▶ **WORK REQUIRED**: Would you extract the whole listing below and retype it exactly?

================

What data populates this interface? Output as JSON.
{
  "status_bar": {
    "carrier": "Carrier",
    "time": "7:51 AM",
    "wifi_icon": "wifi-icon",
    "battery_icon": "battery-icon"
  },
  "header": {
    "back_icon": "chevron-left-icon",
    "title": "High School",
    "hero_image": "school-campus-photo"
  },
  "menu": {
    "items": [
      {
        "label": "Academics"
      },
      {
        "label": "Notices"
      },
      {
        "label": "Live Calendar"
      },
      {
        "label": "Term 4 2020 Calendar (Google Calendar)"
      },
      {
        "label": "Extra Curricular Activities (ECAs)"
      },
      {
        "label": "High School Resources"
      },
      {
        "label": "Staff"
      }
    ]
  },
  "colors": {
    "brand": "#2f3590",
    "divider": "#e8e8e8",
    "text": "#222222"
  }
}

================

▶ **RESPONSE**:
What data populates this interface? Output as JSON.
{
  "status_bar": {
    "carrier": "Carrier",
    "time": "7:51 AM",
    "wifi_icon": "wifi-icon",
    "battery_icon": "battery-icon"
  },
  "header": {
    "back_icon": "chevron-left-icon",
    "title": "High School",
    "hero_image": "school-campus-photo"
  },
  "menu": {
    "items": [
      {
        "label": "Academics"
      },
      {
        "label": "Notices"
      },
      {
        "label": "Live Calendar"
      },
      {
        "label": "Term 4 2020 Calendar (Google Calendar)"
      },
      {
        "label": "Extra Curricular Activities (ECAs)"
      },
      {
        "label": "High School Resources"
      },
      {
        "label": "Staff"
      }
    ]
  },
  "colors": {
    "brand": "#2f3590",
    "divider": "#e8e8e8",
    "text": "#222222"
  }
}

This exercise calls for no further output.